[INSTRUCTION]
Reproduce the records below in their entirety, character for character.

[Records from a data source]
==========

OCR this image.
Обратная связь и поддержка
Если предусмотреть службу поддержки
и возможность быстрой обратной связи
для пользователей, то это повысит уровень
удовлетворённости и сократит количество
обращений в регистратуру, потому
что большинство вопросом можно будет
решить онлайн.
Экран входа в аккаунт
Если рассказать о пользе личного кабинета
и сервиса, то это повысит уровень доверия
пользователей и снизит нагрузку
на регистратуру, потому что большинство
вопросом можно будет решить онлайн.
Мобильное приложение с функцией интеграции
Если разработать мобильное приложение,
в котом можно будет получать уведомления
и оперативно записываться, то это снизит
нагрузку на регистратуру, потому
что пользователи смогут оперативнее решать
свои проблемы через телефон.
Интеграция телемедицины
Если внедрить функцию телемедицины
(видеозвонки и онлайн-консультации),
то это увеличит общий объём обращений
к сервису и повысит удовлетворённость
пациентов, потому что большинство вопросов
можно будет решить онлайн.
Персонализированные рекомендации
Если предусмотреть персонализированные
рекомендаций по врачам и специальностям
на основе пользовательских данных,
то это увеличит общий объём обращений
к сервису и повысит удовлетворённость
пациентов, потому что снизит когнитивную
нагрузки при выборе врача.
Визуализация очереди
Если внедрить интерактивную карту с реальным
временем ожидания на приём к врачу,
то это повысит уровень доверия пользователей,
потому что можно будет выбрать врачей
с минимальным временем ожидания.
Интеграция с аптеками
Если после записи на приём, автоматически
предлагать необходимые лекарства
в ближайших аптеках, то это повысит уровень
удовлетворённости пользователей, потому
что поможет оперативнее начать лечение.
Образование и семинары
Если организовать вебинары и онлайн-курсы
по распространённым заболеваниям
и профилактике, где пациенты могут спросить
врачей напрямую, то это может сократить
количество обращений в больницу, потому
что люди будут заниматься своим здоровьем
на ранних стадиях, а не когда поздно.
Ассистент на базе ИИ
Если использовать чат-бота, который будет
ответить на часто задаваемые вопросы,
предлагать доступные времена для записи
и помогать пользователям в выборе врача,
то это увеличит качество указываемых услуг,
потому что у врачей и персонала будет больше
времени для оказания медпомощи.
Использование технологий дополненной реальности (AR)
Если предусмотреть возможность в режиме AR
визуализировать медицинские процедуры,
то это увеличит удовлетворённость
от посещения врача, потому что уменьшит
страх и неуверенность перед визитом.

==========

[RESPONSE TO THE EXERCISE]
OCR this image.
Обратная связь и поддержка
Если предусмотреть службу поддержки
и возможность быстрой обратной связи
для пользователей, то это повысит уровень
удовлетворённости и сократит количество
обращений в регистратуру, потому
что большинство вопросом можно будет
решить онлайн.
Экран входа в аккаунт
Если рассказать о пользе личного кабинета
и сервиса, то это повысит уровень доверия
пользователей и снизит нагрузку
на регистратуру, потому что большинство
вопросом можно будет решить онлайн.
Мобильное приложение с функцией интеграции
Если разработать мобильное приложение,
в котом можно будет получать уведомления
и оперативно записываться, то это снизит
нагрузку на регистратуру, потому
что пользователи смогут оперативнее решать
свои проблемы через телефон.
Интеграция телемедицины
Если внедрить функцию телемедицины
(видеозвонки и онлайн-консультации),
то это увеличит общий объём обращений
к сервису и повысит удовлетворённость
пациентов, потому что большинство вопросов
можно будет решить онлайн.
Персонализированные рекомендации
Если предусмотреть персонализированные
рекомендаций по врачам и специальностям
на основе пользовательских данных,
то это увеличит общий объём обращений
к сервису и повысит удовлетворённость
пациентов, потому что снизит когнитивную
нагрузки при выборе врача.
Визуализация очереди
Если внедрить интерактивную карту с реальным
временем ожидания на приём к врачу,
то это повысит уровень доверия пользователей,
потому что можно будет выбрать врачей
с минимальным временем ожидания.
Интеграция с аптеками
Если после записи на приём, автоматически
предлагать необходимые лекарства
в ближайших аптеках, то это повысит уровень
удовлетворённости пользователей, потому
что поможет оперативнее начать лечение.
Образование и семинары
Если организовать вебинары и онлайн-курсы
по распространённым заболеваниям
и профилактике, где пациенты могут спросить
врачей напрямую, то это может сократить
количество обращений в больницу, потому
что люди будут заниматься своим здоровьем
на ранних стадиях, а не когда поздно.
Ассистент на базе ИИ
Если использовать чат-бота, который будет
ответить на часто задаваемые вопросы,
предлагать доступные времена для записи
и помогать пользователям в выборе врача,
то это увеличит качество указываемых услуг,
потому что у врачей и персонала будет больше
времени для оказания медпомощи.
Использование технологий дополненной реальности (AR)
Если предусмотреть возможность в режиме AR
визуализировать медицинские процедуры,
то это увеличит удовлетворённость
от посещения врача, потому что уменьшит
страх и неуверенность перед визитом.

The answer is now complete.